**RECORDS SUPPLIED**

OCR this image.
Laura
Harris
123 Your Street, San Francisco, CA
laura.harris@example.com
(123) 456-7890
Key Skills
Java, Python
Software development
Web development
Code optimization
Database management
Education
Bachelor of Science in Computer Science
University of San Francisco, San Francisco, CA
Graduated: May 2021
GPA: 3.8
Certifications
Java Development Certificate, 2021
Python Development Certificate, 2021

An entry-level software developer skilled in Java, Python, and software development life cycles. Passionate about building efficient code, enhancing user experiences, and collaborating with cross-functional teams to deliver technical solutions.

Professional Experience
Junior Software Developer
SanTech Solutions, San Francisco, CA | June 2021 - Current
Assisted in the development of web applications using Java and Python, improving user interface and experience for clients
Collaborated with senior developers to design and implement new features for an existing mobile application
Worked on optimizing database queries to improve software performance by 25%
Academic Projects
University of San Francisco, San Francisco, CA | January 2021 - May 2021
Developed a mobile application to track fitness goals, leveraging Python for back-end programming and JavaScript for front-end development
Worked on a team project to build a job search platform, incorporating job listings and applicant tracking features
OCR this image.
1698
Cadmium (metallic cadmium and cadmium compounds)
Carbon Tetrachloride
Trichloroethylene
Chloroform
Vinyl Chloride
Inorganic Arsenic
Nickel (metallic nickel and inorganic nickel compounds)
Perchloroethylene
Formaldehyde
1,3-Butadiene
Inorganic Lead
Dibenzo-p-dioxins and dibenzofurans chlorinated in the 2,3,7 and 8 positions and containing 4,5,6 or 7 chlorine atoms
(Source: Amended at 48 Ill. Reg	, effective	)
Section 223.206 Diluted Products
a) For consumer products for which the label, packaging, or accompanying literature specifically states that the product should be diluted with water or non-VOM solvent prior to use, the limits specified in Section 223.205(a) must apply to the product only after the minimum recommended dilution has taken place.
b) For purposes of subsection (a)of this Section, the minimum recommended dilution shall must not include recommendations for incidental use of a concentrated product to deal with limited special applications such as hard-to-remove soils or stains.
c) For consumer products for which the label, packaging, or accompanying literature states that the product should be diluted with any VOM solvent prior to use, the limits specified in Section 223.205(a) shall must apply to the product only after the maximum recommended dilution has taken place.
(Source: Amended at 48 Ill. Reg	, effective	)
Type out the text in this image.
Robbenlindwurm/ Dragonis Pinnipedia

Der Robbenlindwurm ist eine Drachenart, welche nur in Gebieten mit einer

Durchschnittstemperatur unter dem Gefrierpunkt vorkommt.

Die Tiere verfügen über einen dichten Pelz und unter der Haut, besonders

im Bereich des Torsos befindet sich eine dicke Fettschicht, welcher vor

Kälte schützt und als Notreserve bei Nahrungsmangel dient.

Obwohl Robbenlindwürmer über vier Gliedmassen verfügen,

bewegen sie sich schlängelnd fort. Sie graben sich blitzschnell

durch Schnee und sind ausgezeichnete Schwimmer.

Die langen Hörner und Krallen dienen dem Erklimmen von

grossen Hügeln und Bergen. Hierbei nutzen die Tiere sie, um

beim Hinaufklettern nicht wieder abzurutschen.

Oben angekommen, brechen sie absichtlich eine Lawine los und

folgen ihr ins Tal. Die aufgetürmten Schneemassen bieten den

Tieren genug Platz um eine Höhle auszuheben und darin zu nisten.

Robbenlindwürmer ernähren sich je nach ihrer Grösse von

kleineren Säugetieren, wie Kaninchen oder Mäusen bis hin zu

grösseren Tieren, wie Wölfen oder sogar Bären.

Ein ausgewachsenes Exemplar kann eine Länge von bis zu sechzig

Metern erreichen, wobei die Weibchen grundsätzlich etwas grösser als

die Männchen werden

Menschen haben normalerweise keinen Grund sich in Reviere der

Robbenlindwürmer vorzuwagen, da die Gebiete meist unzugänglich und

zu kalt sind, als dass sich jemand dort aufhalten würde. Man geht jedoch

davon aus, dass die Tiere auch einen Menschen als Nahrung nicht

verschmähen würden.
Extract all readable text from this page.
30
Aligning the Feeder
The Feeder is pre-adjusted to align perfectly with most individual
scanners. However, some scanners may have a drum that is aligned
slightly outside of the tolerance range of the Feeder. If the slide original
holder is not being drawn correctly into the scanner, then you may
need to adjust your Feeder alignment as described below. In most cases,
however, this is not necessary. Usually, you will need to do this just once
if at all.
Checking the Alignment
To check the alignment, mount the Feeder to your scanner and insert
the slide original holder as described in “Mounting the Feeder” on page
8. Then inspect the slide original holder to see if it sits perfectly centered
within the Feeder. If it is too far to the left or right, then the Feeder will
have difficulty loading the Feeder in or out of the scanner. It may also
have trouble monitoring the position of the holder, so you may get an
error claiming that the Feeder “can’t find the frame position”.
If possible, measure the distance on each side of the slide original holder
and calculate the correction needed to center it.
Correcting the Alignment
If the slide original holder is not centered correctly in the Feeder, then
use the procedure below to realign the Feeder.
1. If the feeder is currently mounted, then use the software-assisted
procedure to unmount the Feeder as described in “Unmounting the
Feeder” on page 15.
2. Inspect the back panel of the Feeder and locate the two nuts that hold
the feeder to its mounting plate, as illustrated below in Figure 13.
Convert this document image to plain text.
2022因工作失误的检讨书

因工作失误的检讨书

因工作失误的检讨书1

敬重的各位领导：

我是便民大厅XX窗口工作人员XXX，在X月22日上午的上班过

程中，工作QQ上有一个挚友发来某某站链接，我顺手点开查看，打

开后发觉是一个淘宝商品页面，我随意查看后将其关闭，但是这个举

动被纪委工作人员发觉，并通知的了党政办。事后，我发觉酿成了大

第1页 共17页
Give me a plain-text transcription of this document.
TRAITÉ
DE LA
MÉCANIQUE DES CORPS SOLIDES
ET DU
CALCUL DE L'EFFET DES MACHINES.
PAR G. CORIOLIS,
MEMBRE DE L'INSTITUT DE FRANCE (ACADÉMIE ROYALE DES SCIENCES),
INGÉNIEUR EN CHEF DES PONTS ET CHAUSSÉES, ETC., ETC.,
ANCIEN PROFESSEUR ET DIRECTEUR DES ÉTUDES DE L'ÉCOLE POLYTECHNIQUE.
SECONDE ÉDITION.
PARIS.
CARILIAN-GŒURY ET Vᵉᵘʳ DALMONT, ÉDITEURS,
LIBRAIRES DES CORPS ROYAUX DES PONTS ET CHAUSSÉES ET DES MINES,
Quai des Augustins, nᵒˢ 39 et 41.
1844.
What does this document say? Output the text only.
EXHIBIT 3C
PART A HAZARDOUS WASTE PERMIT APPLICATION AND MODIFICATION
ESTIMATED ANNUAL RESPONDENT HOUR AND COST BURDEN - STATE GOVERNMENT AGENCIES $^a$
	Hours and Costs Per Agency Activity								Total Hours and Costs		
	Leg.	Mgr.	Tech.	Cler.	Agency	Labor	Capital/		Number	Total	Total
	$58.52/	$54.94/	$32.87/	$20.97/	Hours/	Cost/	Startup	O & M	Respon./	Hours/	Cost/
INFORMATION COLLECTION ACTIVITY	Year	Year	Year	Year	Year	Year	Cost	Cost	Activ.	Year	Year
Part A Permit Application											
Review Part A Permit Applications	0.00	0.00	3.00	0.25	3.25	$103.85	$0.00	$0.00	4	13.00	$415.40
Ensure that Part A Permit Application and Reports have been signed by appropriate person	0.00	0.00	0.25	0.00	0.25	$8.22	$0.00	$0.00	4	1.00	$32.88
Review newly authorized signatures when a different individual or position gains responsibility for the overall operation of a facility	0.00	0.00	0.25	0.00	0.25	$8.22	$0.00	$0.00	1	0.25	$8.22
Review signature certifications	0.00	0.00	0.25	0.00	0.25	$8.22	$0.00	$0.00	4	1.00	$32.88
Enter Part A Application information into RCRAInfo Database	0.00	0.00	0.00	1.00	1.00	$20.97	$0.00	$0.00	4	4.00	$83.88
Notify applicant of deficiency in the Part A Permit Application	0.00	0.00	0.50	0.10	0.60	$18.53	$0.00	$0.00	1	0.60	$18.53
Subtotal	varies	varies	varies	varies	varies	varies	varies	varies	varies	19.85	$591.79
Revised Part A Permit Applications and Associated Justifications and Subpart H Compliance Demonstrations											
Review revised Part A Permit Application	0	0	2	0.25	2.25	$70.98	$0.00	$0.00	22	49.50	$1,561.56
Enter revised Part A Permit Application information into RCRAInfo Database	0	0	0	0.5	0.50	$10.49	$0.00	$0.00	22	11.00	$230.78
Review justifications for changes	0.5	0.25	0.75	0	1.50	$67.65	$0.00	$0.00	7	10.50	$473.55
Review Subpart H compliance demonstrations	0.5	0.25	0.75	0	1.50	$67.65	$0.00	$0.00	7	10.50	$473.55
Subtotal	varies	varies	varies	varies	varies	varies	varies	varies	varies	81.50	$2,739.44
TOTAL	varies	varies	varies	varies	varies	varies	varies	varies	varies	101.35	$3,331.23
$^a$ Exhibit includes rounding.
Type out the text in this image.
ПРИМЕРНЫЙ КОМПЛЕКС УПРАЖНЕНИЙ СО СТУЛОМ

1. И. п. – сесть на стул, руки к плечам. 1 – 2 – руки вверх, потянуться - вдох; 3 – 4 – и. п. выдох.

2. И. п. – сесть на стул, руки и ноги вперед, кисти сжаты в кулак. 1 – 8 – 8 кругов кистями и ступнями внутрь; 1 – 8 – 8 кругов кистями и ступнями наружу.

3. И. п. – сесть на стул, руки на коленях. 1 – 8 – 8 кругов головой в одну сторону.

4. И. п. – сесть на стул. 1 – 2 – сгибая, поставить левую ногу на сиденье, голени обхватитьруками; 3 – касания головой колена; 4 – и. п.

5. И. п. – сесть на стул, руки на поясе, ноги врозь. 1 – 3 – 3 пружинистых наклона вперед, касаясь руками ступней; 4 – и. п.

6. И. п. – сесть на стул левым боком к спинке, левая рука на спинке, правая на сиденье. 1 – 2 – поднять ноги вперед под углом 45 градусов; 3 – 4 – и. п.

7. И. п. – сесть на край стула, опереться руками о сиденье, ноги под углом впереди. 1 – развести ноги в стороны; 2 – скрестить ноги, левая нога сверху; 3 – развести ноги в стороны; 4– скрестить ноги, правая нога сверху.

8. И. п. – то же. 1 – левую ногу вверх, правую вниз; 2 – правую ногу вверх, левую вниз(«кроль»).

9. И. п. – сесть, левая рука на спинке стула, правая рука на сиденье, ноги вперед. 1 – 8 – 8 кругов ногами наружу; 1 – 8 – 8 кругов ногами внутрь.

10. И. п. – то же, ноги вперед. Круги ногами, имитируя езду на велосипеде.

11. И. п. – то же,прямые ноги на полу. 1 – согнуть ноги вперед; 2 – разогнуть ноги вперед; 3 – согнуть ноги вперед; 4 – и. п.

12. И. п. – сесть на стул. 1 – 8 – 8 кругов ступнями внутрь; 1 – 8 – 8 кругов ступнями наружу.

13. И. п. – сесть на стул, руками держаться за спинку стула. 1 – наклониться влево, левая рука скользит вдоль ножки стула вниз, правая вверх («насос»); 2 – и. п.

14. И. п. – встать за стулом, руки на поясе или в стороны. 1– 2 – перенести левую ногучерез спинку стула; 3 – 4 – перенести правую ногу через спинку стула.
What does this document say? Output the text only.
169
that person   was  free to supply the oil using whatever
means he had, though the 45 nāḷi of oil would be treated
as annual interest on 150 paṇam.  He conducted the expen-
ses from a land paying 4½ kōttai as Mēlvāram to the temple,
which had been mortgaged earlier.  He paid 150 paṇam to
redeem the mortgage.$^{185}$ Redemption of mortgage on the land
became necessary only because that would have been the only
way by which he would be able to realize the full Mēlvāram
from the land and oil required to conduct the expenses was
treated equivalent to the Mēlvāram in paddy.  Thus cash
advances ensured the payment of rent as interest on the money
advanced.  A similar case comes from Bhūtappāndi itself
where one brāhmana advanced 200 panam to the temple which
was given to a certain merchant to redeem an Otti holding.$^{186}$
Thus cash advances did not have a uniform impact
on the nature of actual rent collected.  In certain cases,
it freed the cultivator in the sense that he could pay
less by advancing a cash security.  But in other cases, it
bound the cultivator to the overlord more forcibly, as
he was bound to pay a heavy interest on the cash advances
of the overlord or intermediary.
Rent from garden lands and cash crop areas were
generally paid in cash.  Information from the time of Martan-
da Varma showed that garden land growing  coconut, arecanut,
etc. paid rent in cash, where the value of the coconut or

**TASK TO CARRY OUT**
Count every line bearing the word "University"; report the total only.

**WRITTEN RESPONSE**
2